■ Objective ■
Copy the lines of the records exactly, starting at the line that contains "legend: Legenda Superficie" and ending at the line that contains "contour-200-label-1: 200: [74, 249, 114, 276]", with both of those lines included.

■ Rows ■
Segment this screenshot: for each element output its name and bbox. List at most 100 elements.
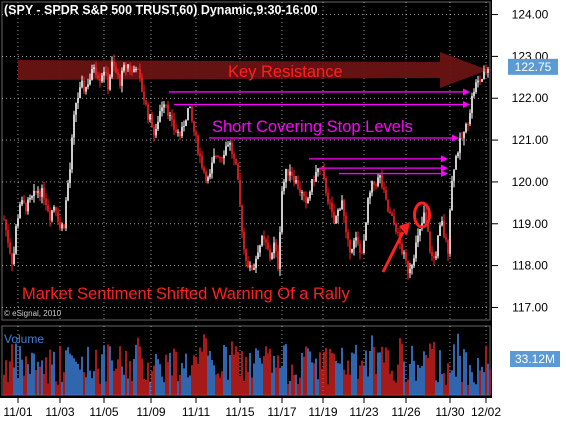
volume-bar xyxy=(453,344,455,395)
candle-body xyxy=(387,199,389,212)
volume-bar xyxy=(21,359,23,395)
candle-body xyxy=(479,80,481,82)
candle-body xyxy=(113,61,115,67)
candle-body xyxy=(63,224,65,229)
volume-bar xyxy=(97,368,99,395)
volume-bar xyxy=(289,380,291,395)
volume-bar xyxy=(201,351,203,395)
volume-bar xyxy=(71,355,73,395)
candle-body xyxy=(297,180,299,189)
volume-bar xyxy=(351,352,353,395)
volume-bar xyxy=(487,363,489,395)
volume-bar xyxy=(287,383,289,395)
volume-bar xyxy=(53,351,55,395)
sentiment-label: Market Sentiment Shifted Warning Of a Ra… xyxy=(22,285,350,303)
candle-body xyxy=(129,64,131,71)
volume-bar xyxy=(51,364,53,395)
candle-body xyxy=(149,114,151,120)
date-tick-label: 11/23 xyxy=(349,405,378,419)
volume-bar xyxy=(437,382,439,395)
volume-bar xyxy=(95,349,97,395)
volume-bar xyxy=(181,362,183,395)
volume-bar xyxy=(121,366,123,395)
volume-bar xyxy=(393,380,395,395)
volume-bar xyxy=(77,363,79,395)
candle-body xyxy=(349,239,351,253)
candle-body xyxy=(93,67,95,70)
candle-body xyxy=(153,127,155,136)
volume-last-box xyxy=(510,351,560,367)
volume-bar xyxy=(191,365,193,395)
volume-bars xyxy=(3,333,491,395)
volume-bar xyxy=(55,381,57,395)
candle-body xyxy=(13,253,15,264)
candle-body xyxy=(389,211,391,214)
volume-bar xyxy=(465,352,467,395)
candle-body xyxy=(51,210,53,221)
volume-bar xyxy=(131,381,133,395)
volume-bar xyxy=(177,381,179,395)
volume-bar xyxy=(27,364,29,395)
volume-bar xyxy=(321,368,323,395)
annotations xyxy=(381,201,431,273)
volume-bar xyxy=(373,346,375,395)
candle-body xyxy=(265,239,267,243)
candle-body xyxy=(241,205,243,232)
volume-bar xyxy=(399,338,401,395)
price-tick-label: 117.00 xyxy=(512,300,548,314)
candle-body xyxy=(213,155,215,163)
volume-bar xyxy=(155,353,157,395)
volume-bar xyxy=(117,359,119,395)
volume-bar xyxy=(279,368,281,395)
volume-bar xyxy=(329,348,331,395)
candle-body xyxy=(235,158,237,165)
candle-body xyxy=(217,155,219,158)
candle-body xyxy=(333,211,335,224)
candle-body xyxy=(157,121,159,130)
volume-bar xyxy=(87,346,89,395)
candle-body xyxy=(247,260,249,268)
volume-bar xyxy=(401,343,403,395)
volume-bar xyxy=(139,346,141,395)
candle-body xyxy=(473,91,475,97)
last-price-box xyxy=(508,58,558,75)
volume-bar xyxy=(173,348,175,395)
candle-body xyxy=(405,252,407,261)
candle-body xyxy=(107,72,109,90)
volume-bar xyxy=(159,364,161,395)
volume-bar xyxy=(123,374,125,395)
stop-level-arrowhead xyxy=(441,164,448,172)
candle-body xyxy=(443,220,445,237)
volume-bar xyxy=(485,345,487,395)
sentiment-arrow-shaft xyxy=(381,231,405,273)
watermark: © eSignal, 2010 xyxy=(4,309,62,318)
candle-body xyxy=(433,256,435,259)
candle-body xyxy=(295,180,297,183)
volume-bar xyxy=(297,383,299,395)
volume-bar xyxy=(291,364,293,395)
volume-bar xyxy=(425,354,427,395)
candle-body xyxy=(423,212,425,224)
candle-body xyxy=(267,242,269,250)
volume-bar xyxy=(179,374,181,395)
volume-bar xyxy=(101,354,103,395)
candle-body xyxy=(105,71,107,73)
candle-body xyxy=(351,248,353,253)
candle-body xyxy=(471,96,473,114)
candle-body xyxy=(489,69,491,71)
candle-body xyxy=(137,69,139,71)
candle-body xyxy=(459,138,461,153)
candle-body xyxy=(467,124,469,126)
volume-bar xyxy=(91,378,93,395)
volume-bar xyxy=(115,368,117,395)
candle-body xyxy=(155,129,157,136)
candle-body xyxy=(299,188,301,193)
candle-body xyxy=(335,215,337,224)
candle-body xyxy=(385,189,387,200)
volume-bar xyxy=(301,352,303,395)
candlesticks xyxy=(3,54,491,280)
candle-body xyxy=(329,202,331,204)
volume-bar xyxy=(405,381,407,395)
candle-body xyxy=(77,97,79,104)
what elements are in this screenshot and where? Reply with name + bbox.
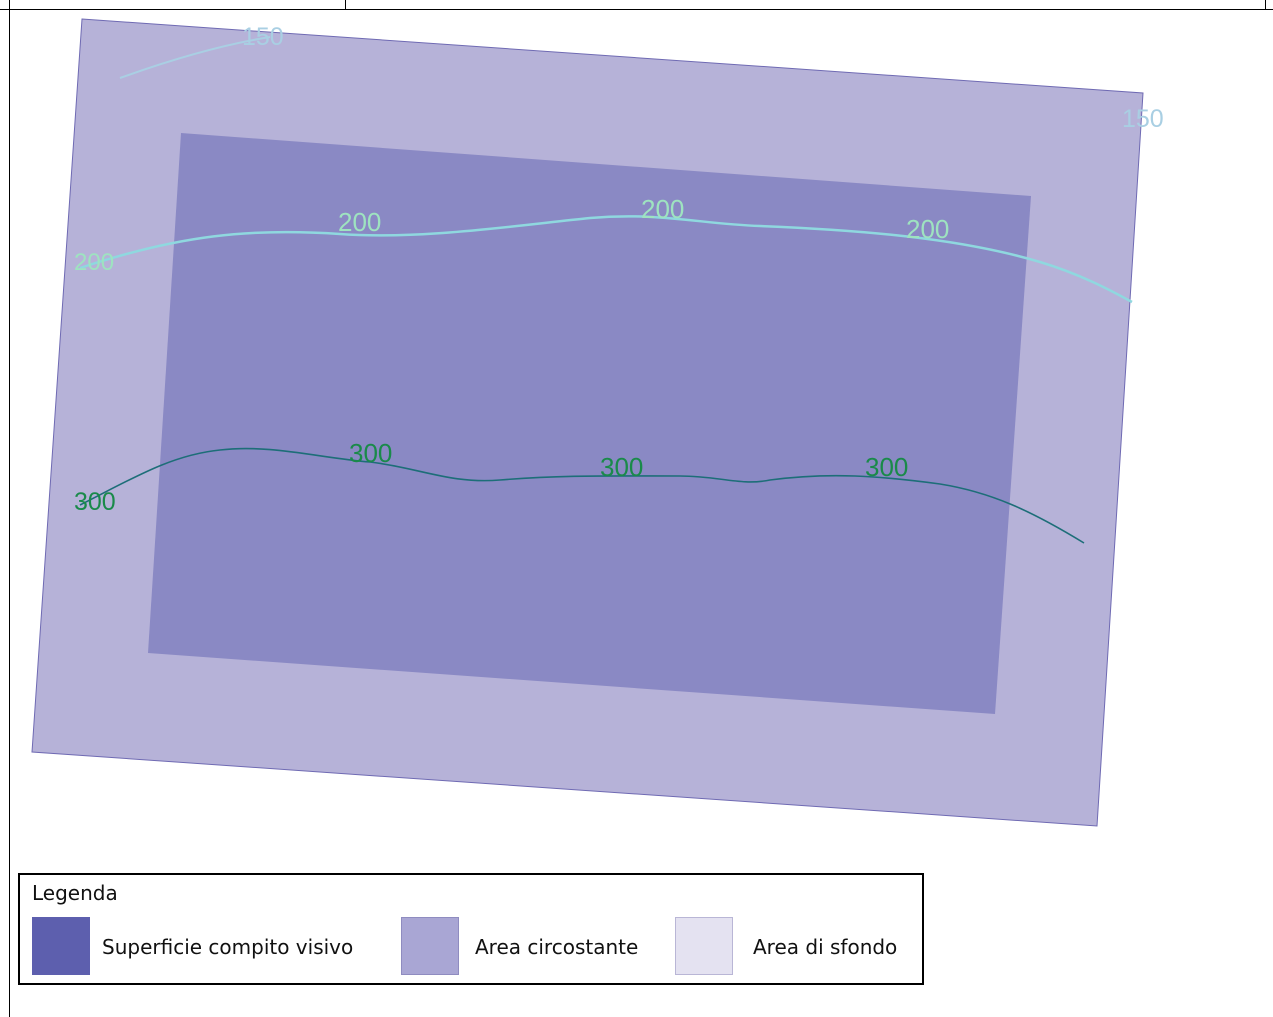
legend: Legenda Superficie compito visivo Area c…: [18, 873, 924, 985]
inner-area: [148, 133, 1031, 714]
legend-swatch-superficie: [32, 917, 90, 975]
legend-label-superficie: Superficie compito visivo: [102, 935, 354, 959]
contour-200-label-1: 200: [74, 249, 114, 276]
legend-swatch-sfondo: [675, 917, 733, 975]
frame-right-tick: [1265, 0, 1266, 10]
contour-300-label-4: 300: [865, 452, 908, 482]
contour-200-label-4: 200: [906, 214, 949, 244]
legend-swatch-circostante: [401, 917, 459, 975]
contour-200-label-3: 200: [641, 194, 684, 224]
frame-left-border: [9, 0, 10, 1017]
legend-label-circostante: Area circostante: [475, 935, 639, 959]
contour-300-label-1: 300: [74, 488, 116, 516]
contour-150-label-2: 150: [1122, 105, 1164, 133]
contour-150-line: [119, 36, 271, 79]
frame-header-divider: [345, 0, 346, 10]
legend-title: Legenda: [32, 881, 118, 905]
contour-300-label-3: 300: [600, 452, 643, 482]
legend-label-sfondo: Area di sfondo: [753, 935, 898, 959]
contour-150-label-1: 150: [242, 23, 284, 51]
frame-top-border: [0, 9, 1273, 10]
contour-200-label-2: 200: [338, 207, 381, 237]
contour-200-line: [79, 215, 1133, 304]
contour-300-label-2: 300: [349, 438, 392, 468]
contour-300-line: [79, 447, 1085, 544]
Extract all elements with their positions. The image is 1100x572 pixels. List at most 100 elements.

■ Complete answer ■
legend: Legenda Superficie compito visivo Area c…: [18, 873, 924, 985]
inner-area: [148, 133, 1031, 714]
legend-swatch-superficie: [32, 917, 90, 975]
legend-label-superficie: Superficie compito visivo: [102, 935, 354, 959]
contour-200-label-1: 200: [74, 249, 114, 276]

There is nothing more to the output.